• [OBJECTIVE] Retype all the entries word for word, but omit the pictures.

**** RECORD EXTRACTS

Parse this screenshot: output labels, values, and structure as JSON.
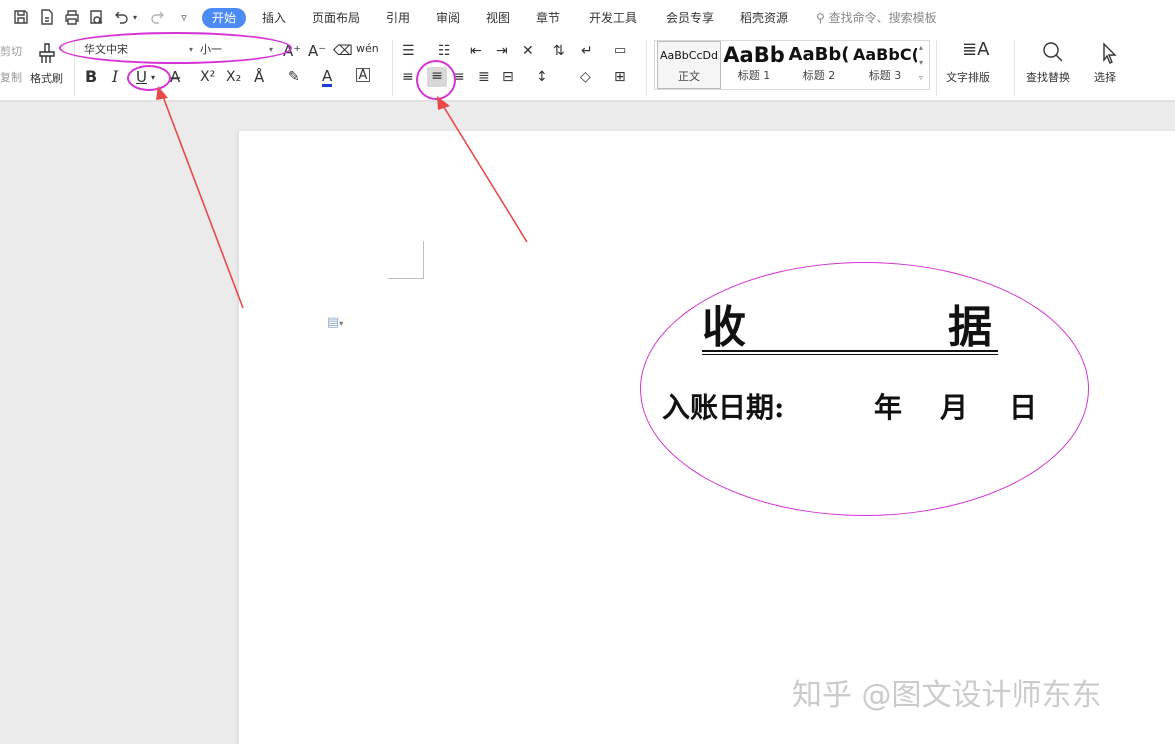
{
  "toolbar": {
    "tabs": [
      "开始",
      "插入",
      "页面布局",
      "引用",
      "审阅",
      "视图",
      "章节",
      "开发工具",
      "会员专享",
      "稻壳资源"
    ],
    "search_placeholder": "查找命令、搜索模板"
  },
  "ribbon": {
    "cut_label": "剪切",
    "copy_label": "复制",
    "format_painter_label": "格式刷",
    "font_name": "华文中宋",
    "font_size": "小一",
    "bold": "B",
    "italic": "I",
    "underline": "U",
    "superscript": "X²",
    "subscript": "X₂",
    "font_color_glyph": "A",
    "styles": [
      {
        "sample": "AaBbCcDd",
        "name": "正文"
      },
      {
        "sample": "AaBb",
        "name": "标题 1"
      },
      {
        "sample": "AaBb(",
        "name": "标题 2"
      },
      {
        "sample": "AaBbC(",
        "name": "标题 3"
      }
    ],
    "text_layout_label": "文字排版",
    "find_replace_label": "查找替换",
    "select_label": "选择"
  },
  "document": {
    "title_char_1": "收",
    "title_char_2": "据",
    "date_label": "入账日期:",
    "year": "年",
    "month": "月",
    "day": "日"
  },
  "watermark": "知乎 @图文设计师东东",
  "colors": {
    "accent": "#4a8bf5",
    "annotation": "#d633d6",
    "arrow": "#e84a4a"
  }
}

********

• [FINISHED ANSWER]
Parse this screenshot: output labels, values, and structure as JSON.
{
  "toolbar": {
    "tabs": [
      "开始",
      "插入",
      "页面布局",
      "引用",
      "审阅",
      "视图",
      "章节",
      "开发工具",
      "会员专享",
      "稻壳资源"
    ],
    "search_placeholder": "查找命令、搜索模板"
  },
  "ribbon": {
    "cut_label": "剪切",
    "copy_label": "复制",
    "format_painter_label": "格式刷",
    "font_name": "华文中宋",
    "font_size": "小一",
    "bold": "B",
    "italic": "I",
    "underline": "U",
    "superscript": "X²",
    "subscript": "X₂",
    "font_color_glyph": "A",
    "styles": [
      {
        "sample": "AaBbCcDd",
        "name": "正文"
      },
      {
        "sample": "AaBb",
        "name": "标题 1"
      },
      {
        "sample": "AaBb(",
        "name": "标题 2"
      },
      {
        "sample": "AaBbC(",
        "name": "标题 3"
      }
    ],
    "text_layout_label": "文字排版",
    "find_replace_label": "查找替换",
    "select_label": "选择"
  },
  "document": {
    "title_char_1": "收",
    "title_char_2": "据",
    "date_label": "入账日期:",
    "year": "年",
    "month": "月",
    "day": "日"
  },
  "watermark": "知乎 @图文设计师东东",
  "colors": {
    "accent": "#4a8bf5",
    "annotation": "#d633d6",
    "arrow": "#e84a4a"
  }
}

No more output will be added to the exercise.